#### [Task details]
Whenever a line contains the string "Nahuel", copy it out of the entries.

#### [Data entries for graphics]

## start

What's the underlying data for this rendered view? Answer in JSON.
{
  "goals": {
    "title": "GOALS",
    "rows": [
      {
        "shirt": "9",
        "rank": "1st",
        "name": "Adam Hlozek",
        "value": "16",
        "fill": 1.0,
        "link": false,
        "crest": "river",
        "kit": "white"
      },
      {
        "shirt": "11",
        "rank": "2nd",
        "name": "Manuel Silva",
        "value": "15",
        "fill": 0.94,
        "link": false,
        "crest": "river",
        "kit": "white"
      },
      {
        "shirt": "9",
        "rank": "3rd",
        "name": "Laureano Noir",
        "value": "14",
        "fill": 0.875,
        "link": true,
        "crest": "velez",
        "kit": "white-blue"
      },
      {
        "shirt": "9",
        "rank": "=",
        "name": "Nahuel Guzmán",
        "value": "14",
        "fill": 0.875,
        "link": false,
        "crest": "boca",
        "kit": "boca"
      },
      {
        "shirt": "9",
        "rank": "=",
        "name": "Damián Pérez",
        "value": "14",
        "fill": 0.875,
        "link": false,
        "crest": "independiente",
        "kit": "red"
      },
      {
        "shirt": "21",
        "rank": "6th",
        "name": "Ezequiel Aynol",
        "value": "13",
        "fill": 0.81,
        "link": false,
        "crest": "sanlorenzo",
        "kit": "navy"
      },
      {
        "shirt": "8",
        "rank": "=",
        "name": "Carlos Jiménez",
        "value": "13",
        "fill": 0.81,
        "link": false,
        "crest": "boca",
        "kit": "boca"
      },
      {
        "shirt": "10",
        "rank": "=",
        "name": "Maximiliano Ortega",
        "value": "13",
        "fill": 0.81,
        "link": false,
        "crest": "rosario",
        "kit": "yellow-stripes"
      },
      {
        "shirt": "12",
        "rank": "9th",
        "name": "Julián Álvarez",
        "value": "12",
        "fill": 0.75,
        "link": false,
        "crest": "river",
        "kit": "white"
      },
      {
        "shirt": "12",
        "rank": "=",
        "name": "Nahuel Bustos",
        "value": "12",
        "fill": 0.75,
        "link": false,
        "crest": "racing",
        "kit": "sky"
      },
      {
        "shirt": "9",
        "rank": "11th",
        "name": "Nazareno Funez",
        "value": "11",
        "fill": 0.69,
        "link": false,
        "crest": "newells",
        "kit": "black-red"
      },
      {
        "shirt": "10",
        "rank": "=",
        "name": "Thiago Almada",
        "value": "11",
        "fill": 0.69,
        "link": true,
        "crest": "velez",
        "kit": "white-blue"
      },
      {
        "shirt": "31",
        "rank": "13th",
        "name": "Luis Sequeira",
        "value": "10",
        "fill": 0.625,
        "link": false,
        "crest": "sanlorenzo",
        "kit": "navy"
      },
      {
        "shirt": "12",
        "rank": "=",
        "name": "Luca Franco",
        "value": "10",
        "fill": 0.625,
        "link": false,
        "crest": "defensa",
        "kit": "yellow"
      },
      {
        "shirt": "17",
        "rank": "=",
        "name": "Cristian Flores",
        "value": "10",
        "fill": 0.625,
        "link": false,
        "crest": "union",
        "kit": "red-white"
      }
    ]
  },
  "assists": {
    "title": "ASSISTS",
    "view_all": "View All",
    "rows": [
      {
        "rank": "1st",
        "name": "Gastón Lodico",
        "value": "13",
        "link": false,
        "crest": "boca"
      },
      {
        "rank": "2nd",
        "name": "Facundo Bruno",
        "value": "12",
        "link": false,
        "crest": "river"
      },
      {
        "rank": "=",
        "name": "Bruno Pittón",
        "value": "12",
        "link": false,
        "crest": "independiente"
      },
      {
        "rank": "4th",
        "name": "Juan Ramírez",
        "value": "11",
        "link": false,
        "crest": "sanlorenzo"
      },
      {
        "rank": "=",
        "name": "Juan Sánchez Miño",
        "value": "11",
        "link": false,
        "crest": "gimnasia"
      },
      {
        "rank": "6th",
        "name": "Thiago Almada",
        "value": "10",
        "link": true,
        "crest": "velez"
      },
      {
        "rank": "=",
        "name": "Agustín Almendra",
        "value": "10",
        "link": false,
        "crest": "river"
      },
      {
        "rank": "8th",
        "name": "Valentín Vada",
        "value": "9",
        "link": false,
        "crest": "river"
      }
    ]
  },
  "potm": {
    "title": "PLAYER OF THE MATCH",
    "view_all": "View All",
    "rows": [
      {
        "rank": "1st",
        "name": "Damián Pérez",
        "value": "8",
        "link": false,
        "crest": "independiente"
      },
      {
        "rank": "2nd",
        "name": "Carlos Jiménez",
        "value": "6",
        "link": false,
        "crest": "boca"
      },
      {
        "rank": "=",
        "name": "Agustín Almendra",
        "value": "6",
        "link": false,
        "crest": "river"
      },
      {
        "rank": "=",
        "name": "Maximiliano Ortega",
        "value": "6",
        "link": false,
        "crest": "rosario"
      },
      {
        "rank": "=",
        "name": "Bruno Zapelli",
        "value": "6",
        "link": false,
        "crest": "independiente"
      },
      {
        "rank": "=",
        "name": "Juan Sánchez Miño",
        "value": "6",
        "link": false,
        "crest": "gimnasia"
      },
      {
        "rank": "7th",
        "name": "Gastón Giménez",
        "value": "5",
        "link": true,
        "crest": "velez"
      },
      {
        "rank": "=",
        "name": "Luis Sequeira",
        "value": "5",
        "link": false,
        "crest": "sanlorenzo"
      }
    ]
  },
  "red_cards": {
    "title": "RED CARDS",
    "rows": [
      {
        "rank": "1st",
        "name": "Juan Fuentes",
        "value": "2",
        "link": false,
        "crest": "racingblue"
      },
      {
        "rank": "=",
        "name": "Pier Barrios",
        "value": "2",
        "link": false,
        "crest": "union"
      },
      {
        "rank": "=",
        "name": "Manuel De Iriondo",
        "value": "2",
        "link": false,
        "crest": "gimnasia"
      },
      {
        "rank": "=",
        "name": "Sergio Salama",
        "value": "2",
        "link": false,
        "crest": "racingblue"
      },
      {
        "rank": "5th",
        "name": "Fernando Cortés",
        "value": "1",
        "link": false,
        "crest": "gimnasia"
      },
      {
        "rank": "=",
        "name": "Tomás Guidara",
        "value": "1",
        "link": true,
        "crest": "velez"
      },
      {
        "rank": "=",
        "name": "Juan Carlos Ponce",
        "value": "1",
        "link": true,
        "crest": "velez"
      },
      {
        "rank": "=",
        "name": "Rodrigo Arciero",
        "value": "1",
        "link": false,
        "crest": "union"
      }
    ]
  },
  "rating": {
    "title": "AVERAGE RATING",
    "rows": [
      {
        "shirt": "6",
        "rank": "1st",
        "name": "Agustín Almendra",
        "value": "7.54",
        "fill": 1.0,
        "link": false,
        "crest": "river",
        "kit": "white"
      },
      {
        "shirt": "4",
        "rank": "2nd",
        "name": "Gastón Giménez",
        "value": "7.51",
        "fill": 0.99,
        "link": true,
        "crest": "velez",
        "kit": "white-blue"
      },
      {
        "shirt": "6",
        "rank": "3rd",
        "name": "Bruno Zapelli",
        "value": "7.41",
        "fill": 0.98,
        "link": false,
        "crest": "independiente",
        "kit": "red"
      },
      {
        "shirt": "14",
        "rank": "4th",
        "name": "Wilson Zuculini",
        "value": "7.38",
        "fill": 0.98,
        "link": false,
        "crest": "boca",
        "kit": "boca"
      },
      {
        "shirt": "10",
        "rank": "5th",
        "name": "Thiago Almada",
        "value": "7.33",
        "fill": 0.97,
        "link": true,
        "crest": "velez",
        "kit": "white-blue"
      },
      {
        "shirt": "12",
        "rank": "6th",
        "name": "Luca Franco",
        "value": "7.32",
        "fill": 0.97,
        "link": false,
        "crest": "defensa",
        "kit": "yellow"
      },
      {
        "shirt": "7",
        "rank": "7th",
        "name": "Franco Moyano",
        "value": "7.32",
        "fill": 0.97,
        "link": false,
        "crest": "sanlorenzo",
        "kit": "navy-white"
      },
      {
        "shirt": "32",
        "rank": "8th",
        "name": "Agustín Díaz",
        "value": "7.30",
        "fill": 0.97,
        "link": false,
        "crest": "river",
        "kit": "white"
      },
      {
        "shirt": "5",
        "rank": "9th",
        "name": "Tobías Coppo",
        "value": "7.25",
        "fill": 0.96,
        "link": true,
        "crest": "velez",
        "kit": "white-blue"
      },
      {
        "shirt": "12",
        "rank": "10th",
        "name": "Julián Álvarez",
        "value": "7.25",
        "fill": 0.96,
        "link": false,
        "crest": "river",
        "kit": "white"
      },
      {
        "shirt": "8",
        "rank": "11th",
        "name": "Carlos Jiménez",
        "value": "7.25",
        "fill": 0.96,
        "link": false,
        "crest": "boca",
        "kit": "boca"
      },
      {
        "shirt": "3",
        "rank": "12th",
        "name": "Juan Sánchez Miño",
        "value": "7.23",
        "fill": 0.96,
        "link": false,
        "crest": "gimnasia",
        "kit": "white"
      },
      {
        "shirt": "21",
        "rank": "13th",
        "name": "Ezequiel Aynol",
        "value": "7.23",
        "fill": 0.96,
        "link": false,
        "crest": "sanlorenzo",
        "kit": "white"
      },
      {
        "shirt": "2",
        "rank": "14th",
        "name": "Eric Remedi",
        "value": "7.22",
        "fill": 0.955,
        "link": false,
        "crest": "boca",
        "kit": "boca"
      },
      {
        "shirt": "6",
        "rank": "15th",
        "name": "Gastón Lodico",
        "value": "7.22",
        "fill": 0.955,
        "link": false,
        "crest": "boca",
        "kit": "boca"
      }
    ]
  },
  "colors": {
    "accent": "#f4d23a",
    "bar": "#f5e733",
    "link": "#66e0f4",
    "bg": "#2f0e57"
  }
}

## end

#### [Worked solution]
        "name": "Nahuel Guzmán",
        "name": "Nahuel Bustos",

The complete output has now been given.